| To do |
Rewrite the material as a numbered list, from its first line through the line containing "hero-title: Best app", and leave out any blank lines.

· · · · · · ·

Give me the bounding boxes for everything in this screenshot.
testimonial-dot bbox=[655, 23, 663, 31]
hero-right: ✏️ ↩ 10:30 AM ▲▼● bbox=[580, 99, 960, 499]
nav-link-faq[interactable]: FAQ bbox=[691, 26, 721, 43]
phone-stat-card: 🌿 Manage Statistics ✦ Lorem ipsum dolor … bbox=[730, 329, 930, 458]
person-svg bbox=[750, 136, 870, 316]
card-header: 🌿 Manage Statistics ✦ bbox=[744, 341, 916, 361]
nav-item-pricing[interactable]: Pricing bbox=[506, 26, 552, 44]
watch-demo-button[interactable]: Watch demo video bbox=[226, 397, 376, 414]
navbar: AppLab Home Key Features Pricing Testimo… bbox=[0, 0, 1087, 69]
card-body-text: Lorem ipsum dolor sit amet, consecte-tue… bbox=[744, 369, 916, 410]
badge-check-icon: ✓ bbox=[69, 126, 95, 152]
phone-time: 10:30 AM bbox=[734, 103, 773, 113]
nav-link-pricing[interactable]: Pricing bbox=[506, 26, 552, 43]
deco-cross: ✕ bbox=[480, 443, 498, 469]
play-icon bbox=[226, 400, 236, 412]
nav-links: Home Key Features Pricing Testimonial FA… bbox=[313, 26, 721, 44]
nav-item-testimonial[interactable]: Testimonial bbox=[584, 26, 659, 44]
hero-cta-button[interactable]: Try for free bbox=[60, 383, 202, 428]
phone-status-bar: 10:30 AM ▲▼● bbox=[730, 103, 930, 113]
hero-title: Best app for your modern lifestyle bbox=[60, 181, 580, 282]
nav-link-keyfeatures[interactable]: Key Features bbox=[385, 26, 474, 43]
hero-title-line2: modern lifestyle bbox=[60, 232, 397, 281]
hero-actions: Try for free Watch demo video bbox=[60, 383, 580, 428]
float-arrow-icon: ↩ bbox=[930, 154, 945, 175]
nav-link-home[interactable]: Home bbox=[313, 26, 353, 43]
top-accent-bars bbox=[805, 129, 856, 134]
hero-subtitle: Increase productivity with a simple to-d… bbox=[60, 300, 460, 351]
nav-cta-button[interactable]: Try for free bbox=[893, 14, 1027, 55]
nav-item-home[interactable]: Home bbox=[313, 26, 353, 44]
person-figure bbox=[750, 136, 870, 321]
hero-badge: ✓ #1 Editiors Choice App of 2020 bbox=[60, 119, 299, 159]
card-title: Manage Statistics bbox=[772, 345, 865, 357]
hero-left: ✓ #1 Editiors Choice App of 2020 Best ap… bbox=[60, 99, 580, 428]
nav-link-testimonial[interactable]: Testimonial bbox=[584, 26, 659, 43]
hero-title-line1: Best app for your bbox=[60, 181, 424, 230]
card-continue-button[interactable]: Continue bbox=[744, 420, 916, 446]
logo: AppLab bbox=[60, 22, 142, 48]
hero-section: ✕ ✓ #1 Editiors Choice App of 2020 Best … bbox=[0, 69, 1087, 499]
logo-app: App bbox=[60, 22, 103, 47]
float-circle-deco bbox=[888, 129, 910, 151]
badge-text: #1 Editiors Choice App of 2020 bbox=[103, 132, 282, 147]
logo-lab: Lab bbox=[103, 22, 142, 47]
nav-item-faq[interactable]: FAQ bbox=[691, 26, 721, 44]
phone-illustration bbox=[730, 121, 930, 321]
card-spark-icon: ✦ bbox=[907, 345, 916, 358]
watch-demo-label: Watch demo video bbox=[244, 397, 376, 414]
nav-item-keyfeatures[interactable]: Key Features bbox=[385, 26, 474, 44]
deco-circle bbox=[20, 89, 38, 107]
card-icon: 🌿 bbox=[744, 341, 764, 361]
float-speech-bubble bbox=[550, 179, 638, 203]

· · · · · · ·

| Exercise result |
1. Give me the bounding boxes for everything in this screenshot.
2. testimonial-dot bbox=[655, 23, 663, 31]
3. hero-right: ✏️ ↩ 10:30 AM ▲▼● bbox=[580, 99, 960, 499]
4. nav-link-faq[interactable]: FAQ bbox=[691, 26, 721, 43]
5. phone-stat-card: 🌿 Manage Statistics ✦ Lorem ipsum dolor … bbox=[730, 329, 930, 458]
6. person-svg bbox=[750, 136, 870, 316]
7. card-header: 🌿 Manage Statistics ✦ bbox=[744, 341, 916, 361]
8. nav-item-pricing[interactable]: Pricing bbox=[506, 26, 552, 44]
9. watch-demo-button[interactable]: Watch demo video bbox=[226, 397, 376, 414]
10. navbar: AppLab Home Key Features Pricing Testimo… bbox=[0, 0, 1087, 69]
11. card-body-text: Lorem ipsum dolor sit amet, consecte-tue… bbox=[744, 369, 916, 410]
12. badge-check-icon: ✓ bbox=[69, 126, 95, 152]
13. phone-time: 10:30 AM bbox=[734, 103, 773, 113]
14. nav-link-pricing[interactable]: Pricing bbox=[506, 26, 552, 43]
15. deco-cross: ✕ bbox=[480, 443, 498, 469]
16. play-icon bbox=[226, 400, 236, 412]
17. nav-links: Home Key Features Pricing Testimonial FA… bbox=[313, 26, 721, 44]
18. nav-item-testimonial[interactable]: Testimonial bbox=[584, 26, 659, 44]
19. hero-cta-button[interactable]: Try for free bbox=[60, 383, 202, 428]
20. phone-status-bar: 10:30 AM ▲▼● bbox=[730, 103, 930, 113]
21. hero-title: Best app for your modern lifestyle bbox=[60, 181, 580, 282]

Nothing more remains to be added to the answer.